## Task to carry out
Gather every line in the records below that contains the word "High".

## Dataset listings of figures

* * *

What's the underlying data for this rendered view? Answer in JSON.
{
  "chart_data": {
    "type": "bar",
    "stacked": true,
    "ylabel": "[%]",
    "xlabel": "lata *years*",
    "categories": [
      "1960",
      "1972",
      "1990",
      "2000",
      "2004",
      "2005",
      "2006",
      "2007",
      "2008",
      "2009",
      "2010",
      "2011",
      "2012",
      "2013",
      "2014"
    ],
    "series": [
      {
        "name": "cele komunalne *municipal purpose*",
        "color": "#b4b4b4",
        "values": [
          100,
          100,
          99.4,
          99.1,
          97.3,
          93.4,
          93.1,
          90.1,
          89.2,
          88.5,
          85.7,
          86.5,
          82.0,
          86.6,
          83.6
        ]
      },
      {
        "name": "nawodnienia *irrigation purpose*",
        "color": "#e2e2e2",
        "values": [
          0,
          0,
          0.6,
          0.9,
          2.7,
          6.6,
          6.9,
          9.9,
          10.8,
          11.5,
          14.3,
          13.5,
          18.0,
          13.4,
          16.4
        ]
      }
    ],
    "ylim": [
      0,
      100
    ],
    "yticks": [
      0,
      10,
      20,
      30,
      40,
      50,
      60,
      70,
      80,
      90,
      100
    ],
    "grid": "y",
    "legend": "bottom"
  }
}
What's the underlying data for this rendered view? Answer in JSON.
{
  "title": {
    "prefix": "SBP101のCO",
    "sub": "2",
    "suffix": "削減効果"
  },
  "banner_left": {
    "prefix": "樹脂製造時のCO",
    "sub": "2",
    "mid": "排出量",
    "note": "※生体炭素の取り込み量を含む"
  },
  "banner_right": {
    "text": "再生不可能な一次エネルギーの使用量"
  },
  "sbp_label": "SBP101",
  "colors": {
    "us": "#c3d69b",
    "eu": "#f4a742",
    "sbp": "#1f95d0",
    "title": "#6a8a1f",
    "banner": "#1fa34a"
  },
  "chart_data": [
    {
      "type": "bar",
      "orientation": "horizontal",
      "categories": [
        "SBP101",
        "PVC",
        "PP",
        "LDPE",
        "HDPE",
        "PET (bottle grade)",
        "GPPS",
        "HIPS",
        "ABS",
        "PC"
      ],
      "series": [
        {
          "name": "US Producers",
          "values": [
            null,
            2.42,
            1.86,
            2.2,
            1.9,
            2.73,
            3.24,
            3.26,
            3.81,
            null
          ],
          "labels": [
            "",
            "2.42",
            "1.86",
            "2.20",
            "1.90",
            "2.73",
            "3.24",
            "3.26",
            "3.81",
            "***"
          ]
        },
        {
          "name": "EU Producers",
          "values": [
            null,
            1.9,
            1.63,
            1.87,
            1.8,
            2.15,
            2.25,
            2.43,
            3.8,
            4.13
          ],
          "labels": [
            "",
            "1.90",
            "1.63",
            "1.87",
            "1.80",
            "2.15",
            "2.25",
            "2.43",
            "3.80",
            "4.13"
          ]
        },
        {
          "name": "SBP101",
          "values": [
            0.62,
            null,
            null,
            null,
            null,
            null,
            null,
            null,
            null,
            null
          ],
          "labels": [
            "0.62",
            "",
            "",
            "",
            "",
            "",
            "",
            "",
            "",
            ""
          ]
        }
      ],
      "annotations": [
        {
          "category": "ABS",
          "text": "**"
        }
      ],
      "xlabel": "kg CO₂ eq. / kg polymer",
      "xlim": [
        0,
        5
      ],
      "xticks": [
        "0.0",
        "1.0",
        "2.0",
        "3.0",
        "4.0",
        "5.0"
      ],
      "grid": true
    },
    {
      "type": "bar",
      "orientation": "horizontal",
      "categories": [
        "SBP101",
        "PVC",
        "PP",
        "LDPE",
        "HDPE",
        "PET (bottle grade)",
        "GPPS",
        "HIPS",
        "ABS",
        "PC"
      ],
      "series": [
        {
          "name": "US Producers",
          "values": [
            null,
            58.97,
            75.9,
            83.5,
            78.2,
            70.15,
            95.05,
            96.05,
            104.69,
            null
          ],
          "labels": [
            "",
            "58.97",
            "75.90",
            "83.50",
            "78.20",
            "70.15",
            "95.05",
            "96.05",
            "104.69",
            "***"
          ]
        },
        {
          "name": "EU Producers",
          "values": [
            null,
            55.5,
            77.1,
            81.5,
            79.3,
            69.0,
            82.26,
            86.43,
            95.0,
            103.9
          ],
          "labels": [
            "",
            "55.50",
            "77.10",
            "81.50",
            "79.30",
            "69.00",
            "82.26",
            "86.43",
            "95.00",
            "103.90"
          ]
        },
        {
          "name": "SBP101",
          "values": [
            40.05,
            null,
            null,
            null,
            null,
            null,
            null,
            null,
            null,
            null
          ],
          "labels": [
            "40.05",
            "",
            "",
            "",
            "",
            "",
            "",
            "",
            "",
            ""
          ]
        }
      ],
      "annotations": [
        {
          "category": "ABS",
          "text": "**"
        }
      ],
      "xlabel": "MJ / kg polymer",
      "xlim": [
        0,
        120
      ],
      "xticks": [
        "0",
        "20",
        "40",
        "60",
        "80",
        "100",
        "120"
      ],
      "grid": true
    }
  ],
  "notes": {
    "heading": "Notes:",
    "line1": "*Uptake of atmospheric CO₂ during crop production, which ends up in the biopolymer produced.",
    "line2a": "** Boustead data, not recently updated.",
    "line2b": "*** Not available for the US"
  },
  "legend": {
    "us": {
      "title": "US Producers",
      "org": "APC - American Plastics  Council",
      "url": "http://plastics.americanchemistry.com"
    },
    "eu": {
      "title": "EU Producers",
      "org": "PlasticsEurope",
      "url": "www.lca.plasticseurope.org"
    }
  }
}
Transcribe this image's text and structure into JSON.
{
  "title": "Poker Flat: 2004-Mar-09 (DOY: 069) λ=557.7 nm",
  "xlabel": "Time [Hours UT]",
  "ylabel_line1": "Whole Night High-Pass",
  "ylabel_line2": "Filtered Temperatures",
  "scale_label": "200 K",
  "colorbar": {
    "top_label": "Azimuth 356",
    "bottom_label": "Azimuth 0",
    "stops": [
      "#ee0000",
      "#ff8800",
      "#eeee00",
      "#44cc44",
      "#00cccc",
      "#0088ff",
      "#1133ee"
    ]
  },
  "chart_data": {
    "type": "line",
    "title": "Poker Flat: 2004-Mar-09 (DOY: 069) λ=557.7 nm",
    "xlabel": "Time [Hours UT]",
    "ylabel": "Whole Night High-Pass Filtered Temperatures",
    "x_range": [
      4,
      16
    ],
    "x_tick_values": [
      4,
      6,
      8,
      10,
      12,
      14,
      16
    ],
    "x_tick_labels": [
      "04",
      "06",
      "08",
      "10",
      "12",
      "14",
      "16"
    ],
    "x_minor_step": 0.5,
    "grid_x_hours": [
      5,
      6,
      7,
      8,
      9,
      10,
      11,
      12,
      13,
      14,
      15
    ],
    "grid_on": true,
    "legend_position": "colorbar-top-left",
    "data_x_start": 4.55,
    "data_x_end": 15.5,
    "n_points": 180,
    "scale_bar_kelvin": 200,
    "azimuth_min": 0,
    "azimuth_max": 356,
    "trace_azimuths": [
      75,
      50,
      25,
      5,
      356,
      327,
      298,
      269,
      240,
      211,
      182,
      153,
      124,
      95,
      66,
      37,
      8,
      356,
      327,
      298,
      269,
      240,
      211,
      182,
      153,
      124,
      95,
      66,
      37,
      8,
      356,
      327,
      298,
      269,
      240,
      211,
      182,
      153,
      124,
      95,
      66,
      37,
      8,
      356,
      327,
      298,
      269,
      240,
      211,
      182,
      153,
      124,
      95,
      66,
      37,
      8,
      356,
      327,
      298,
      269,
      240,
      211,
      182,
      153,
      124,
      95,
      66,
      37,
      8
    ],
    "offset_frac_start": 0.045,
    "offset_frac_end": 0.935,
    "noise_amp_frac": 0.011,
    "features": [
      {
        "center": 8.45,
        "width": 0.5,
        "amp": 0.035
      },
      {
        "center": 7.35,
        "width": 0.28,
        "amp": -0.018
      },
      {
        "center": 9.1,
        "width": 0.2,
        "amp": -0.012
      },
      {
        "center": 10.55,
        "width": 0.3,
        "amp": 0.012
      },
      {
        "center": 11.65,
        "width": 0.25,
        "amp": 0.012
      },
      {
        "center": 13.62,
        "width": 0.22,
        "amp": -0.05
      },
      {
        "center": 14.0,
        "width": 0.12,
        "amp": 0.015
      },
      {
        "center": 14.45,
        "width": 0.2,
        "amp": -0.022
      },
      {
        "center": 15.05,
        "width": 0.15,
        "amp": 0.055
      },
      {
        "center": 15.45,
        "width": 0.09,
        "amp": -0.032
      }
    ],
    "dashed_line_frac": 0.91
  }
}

* * *

## The solution
  "ylabel_line1": "Whole Night High-Pass",
    "ylabel": "Whole Night High-Pass Filtered Temperatures",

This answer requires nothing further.